I hope this helps a little.









Another thing, I don't know about the things James is going through, I was wondering if maybe James can walk/exercise/play with Otto all the time, making it so that everything in Otto's life comes from James, that way he'll see him as a good thing and as a pack leader.









I hope everything works out.









EDIT: I forgot to add, I just read that James and everyone eats at the same time as the dogs. I eat before my dogs do because in the wild, pack leaders eat first then the lower ranked dogs second so maybe you all should eat first then feed the dogs.


----------



## Debbieg (Jun 7, 2009)

James sounds a lot like my number three son who is now 22 and a network admin. When he was little i had to feed one of our dogs in a quiet spot away from the kids. If Otto is fine with your other children maybe he is trying to "help" you discipline James? And he does not want James doing to her food what he does to Morgans. I think just watch them closely until both mature a bit and not letting Otto get away with it


----------



## DianaM (Jan 5, 2006)

Jenn, Renji is food aggro with DF. He is not one bit food aggro with me. Of course I do most of the training, but another thing I did was from Day One for a few weeks was feed his entire meal as training treats in one session. I got his food, had it in his bowl, and he had to earn every last morsel except for a "good job" jackpot at the end. He was always fed in his crate and out of the way so he would not get anxious about food. I also made sure to randomly walk by and toss in a really special treat or a pile of goodies. If I have to take something from him- and it has happened a couple times- it's all good. DF gets a very low growl and hard eyes. It's so bad with DF that if Renji sees DF walking close to his meal WHILE I AM PREPARING IT, he will body block my DF!! Holy moly. I never once had this problem because for the longest time Renji has had to earn every last drop.... sometimes I still make him do tough obedience before putting down the bowl.

### MATERIAL

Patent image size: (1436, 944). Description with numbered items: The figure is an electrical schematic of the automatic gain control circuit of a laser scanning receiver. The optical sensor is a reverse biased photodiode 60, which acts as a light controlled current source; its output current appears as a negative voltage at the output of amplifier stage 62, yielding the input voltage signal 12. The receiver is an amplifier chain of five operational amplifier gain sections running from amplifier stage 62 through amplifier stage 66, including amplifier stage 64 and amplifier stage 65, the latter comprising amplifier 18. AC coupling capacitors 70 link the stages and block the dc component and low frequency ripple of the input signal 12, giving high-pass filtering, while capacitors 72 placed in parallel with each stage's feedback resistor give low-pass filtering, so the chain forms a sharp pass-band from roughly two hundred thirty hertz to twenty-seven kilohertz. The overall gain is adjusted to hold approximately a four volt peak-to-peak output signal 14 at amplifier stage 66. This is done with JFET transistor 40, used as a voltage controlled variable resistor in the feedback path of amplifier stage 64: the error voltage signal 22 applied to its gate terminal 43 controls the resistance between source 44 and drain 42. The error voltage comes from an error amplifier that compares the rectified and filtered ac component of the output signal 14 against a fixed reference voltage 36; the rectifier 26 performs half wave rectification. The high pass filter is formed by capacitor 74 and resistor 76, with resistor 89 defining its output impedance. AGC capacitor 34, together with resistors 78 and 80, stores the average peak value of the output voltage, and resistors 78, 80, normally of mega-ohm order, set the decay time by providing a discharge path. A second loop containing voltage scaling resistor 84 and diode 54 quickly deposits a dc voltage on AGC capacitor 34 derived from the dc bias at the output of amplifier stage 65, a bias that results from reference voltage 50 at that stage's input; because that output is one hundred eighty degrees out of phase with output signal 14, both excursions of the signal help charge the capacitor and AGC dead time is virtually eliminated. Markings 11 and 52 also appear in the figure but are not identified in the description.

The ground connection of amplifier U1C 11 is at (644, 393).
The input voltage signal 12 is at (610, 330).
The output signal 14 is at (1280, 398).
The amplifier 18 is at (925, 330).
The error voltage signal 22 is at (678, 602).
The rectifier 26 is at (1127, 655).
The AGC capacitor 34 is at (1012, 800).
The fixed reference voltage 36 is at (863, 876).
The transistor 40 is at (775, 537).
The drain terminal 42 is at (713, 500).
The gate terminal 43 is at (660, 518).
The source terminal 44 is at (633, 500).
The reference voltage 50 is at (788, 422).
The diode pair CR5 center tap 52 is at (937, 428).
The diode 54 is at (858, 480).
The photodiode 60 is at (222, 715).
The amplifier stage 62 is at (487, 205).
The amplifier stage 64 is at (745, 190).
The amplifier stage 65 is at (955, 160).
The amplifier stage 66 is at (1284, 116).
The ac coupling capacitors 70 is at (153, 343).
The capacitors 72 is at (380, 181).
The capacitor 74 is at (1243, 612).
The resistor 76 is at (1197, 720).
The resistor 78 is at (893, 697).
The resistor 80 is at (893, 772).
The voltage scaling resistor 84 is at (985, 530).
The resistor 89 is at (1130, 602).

### TASKS TO CARRY OUT
1 > In the dog-feeding thread, what job does Debbieg's number three son now hold?
2 > Decide whether each statement agrees with the dog-feeding thread, answering yes or no and quoting the words that settle it: (a) DianaM says Renji is food aggressive with her. (b) The first poster eats before feeding the dogs. (c) Debbieg once fed one of her dogs in a quiet spot away from the kids.
3 > Resume the dog-feeding thread after its last sentence.
Leave the entries out of this work.

### OUTPUTS BY TASK
1 > He is a network admin.

2 >
(a) No: "He is not one bit food aggro with me."
(b) Yes: "I eat before my dogs do"
(c) Yes: "When he was little i had to feed one of our dogs in a quiet spot away from the kids."

3 >
Would James be willing to do light training with Otto? Something like sits, downs, hold positions while he claps or jumps around, fun things like spins or names of objects? It doesn't take long to go through a meal and even if he just gets through half the meal, he can feed the rest and leave Otto be. Here and there he can walk by with something cool like a chicken nugget and toss it to Otto. Don't stop, don't stare, don't say a word, just do a drive-by fooding.







If you are nervous about handfeeding, you can leash Otto and hold him and James can toss the food. That's actually a great way to work on distance obedience, hand signals, etc. Obviously do what you are most comfortable with but I think dogs are okay with people handling their food so long as it is BEFORE the food hits the ground. Otto will probably just think a mile a minute trying to figure out how to earn his dinner from James. 

Good luck!


----------



## StGeorgeK9 (Jan 5, 2008)

> Originally Posted By: DianaM Don't stop, don't stare, don't say a word, just do a drive-by fooding.


----------



## jake (Sep 11, 2004)

food aggresion to another dog is normal in most cases--food aggression to ANY human in the home is a waay different thing.food aggression to a human IS TRUE aggression and needs to be changed.


----------



## littledmc17 (Apr 9, 2008)

Jenn we talked about this I think it all has to do with Morgan is DS1
person and Otto knows it.

I hope you can find a resolution


----------



## DianaM (Jan 5, 2006)

> Quote:food aggresion to another dog is normal in most cases--food aggression to ANY human in the home is a waay different thing.food aggression to a human IS TRUE aggression and needs to be changed.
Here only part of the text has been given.